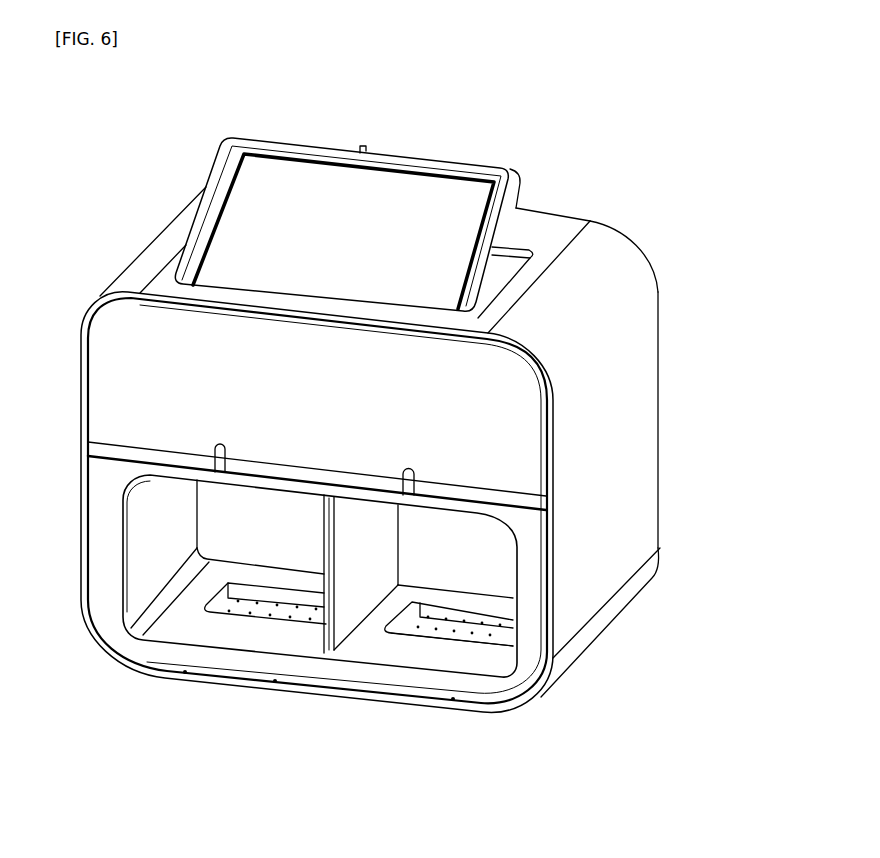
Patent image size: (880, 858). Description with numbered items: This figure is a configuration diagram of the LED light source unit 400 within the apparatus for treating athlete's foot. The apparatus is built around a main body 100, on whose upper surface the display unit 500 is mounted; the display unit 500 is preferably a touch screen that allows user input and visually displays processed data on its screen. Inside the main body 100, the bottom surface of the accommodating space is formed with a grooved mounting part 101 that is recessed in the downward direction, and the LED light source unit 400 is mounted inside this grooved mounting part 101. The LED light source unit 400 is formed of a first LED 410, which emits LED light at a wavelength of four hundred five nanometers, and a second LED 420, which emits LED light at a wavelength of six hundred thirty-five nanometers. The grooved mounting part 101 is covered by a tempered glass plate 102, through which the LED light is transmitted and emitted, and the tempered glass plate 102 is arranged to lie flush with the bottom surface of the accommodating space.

The main body 100 is at (623, 416).
The grooved mounting part 101 is at (458, 638).
The tempered glass plate 102 is at (283, 612).
The LED light source unit 400 is at (485, 646).
The first LED 410 is at (415, 632).
The second LED 420 is at (440, 630).
The display unit 500 is at (410, 202).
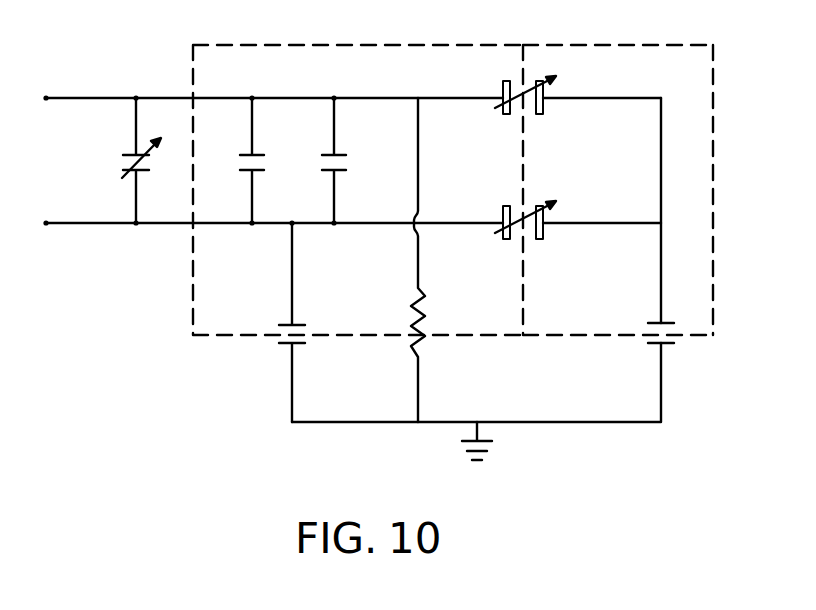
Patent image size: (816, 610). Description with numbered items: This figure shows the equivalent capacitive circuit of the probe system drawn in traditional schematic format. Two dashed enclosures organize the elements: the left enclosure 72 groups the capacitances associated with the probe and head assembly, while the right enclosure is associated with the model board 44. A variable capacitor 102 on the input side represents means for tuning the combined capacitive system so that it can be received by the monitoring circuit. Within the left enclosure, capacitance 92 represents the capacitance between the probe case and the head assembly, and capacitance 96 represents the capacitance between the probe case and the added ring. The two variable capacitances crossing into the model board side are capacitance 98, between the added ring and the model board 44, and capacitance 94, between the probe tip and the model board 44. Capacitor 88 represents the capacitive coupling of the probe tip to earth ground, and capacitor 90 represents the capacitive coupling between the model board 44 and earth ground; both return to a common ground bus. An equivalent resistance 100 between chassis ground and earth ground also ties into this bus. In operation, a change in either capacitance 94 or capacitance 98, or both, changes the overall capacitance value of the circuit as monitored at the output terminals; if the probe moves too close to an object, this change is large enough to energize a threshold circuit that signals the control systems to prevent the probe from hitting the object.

The matching network (dashed enclosure) 72 is at (213, 77).
The model board 44 is at (693, 121).
The variable capacitor 102 is at (139, 171).
The capacitance 92 is at (264, 171).
The capacitance 96 is at (340, 160).
The capacitance 98 is at (546, 112).
The capacitance 94 is at (546, 237).
The capacitor 88 is at (284, 344).
The equivalent resistance 100 is at (425, 344).
The capacitor 90 is at (668, 346).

# # # # # # #

Reproduce every line of the data above verbatim, leaving out the pictures.

Patent image size: (880, 858). Description with numbered items: This figure is a configuration diagram of the LED light source unit 400 within the apparatus for treating athlete's foot. The apparatus is built around a main body 100, on whose upper surface the display unit 500 is mounted; the display unit 500 is preferably a touch screen that allows user input and visually displays processed data on its screen. Inside the main body 100, the bottom surface of the accommodating space is formed with a grooved mounting part 101 that is recessed in the downward direction, and the LED light source unit 400 is mounted inside this grooved mounting part 101. The LED light source unit 400 is formed of a first LED 410, which emits LED light at a wavelength of four hundred five nanometers, and a second LED 420, which emits LED light at a wavelength of six hundred thirty-five nanometers. The grooved mounting part 101 is covered by a tempered glass plate 102, through which the LED light is transmitted and emitted, and the tempered glass plate 102 is arranged to lie flush with the bottom surface of the accommodating space.

The main body 100 is at (623, 416).
The grooved mounting part 101 is at (458, 638).
The tempered glass plate 102 is at (283, 612).
The LED light source unit 400 is at (485, 646).
The first LED 410 is at (415, 632).
The second LED 420 is at (440, 630).
The display unit 500 is at (410, 202).
Patent image size: (816, 610). Description with numbered items: This figure shows the equivalent capacitive circuit of the probe system drawn in traditional schematic format. Two dashed enclosures organize the elements: the left enclosure 72 groups the capacitances associated with the probe and head assembly, while the right enclosure is associated with the model board 44. A variable capacitor 102 on the input side represents means for tuning the combined capacitive system so that it can be received by the monitoring circuit. Within the left enclosure, capacitance 92 represents the capacitance between the probe case and the head assembly, and capacitance 96 represents the capacitance between the probe case and the added ring. The two variable capacitances crossing into the model board side are capacitance 98, between the added ring and the model board 44, and capacitance 94, between the probe tip and the model board 44. Capacitor 88 represents the capacitive coupling of the probe tip to earth ground, and capacitor 90 represents the capacitive coupling between the model board 44 and earth ground; both return to a common ground bus. An equivalent resistance 100 between chassis ground and earth ground also ties into this bus. In operation, a change in either capacitance 94 or capacitance 98, or both, changes the overall capacitance value of the circuit as monitored at the output terminals; if the probe moves too close to an object, this change is large enough to energize a threshold circuit that signals the control systems to prevent the probe from hitting the object.

The matching network (dashed enclosure) 72 is at (213, 77).
The model board 44 is at (693, 121).
The variable capacitor 102 is at (139, 171).
The capacitance 92 is at (264, 171).
The capacitance 96 is at (340, 160).
The capacitance 98 is at (546, 112).
The capacitance 94 is at (546, 237).
The capacitor 88 is at (284, 344).
The equivalent resistance 100 is at (425, 344).
The capacitor 90 is at (668, 346).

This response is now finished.